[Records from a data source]
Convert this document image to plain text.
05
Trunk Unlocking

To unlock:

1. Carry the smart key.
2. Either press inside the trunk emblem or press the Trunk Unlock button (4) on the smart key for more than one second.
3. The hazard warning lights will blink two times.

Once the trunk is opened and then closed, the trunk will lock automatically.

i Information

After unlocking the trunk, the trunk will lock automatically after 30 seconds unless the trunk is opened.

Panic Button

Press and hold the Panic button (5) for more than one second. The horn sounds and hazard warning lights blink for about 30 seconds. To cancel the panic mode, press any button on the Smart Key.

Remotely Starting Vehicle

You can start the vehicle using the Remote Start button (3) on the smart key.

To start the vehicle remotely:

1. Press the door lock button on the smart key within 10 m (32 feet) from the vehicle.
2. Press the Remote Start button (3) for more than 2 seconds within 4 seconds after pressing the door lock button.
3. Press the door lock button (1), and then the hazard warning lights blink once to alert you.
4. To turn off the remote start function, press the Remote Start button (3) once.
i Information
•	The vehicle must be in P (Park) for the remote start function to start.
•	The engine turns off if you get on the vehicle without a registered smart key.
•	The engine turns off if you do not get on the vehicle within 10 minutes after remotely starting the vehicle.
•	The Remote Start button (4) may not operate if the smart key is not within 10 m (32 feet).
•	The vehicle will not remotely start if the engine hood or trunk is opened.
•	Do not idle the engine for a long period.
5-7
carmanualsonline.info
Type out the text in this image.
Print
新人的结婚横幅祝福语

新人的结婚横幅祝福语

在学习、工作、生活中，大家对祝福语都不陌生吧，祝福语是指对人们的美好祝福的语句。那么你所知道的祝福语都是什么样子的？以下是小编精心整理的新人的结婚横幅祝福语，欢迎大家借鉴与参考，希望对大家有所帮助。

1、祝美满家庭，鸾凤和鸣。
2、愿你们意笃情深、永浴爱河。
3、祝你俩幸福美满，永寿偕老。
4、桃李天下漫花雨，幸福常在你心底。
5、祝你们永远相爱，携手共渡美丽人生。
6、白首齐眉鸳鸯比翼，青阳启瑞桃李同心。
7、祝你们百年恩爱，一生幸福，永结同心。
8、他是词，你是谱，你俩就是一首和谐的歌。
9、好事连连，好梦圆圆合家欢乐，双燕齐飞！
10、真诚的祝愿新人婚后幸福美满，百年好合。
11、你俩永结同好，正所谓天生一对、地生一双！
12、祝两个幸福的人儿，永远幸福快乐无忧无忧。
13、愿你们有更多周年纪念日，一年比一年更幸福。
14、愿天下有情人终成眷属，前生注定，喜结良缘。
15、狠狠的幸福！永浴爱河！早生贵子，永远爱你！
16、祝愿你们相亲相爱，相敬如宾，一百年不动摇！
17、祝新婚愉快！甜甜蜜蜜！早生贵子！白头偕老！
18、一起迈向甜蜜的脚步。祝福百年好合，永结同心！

**WRITTEN TASK:**
Where does the word "text" appear? Return each line that holds it.

**WRITTEN RESPONSE:**
Convert this document image to plain text.
Type out the text in this image.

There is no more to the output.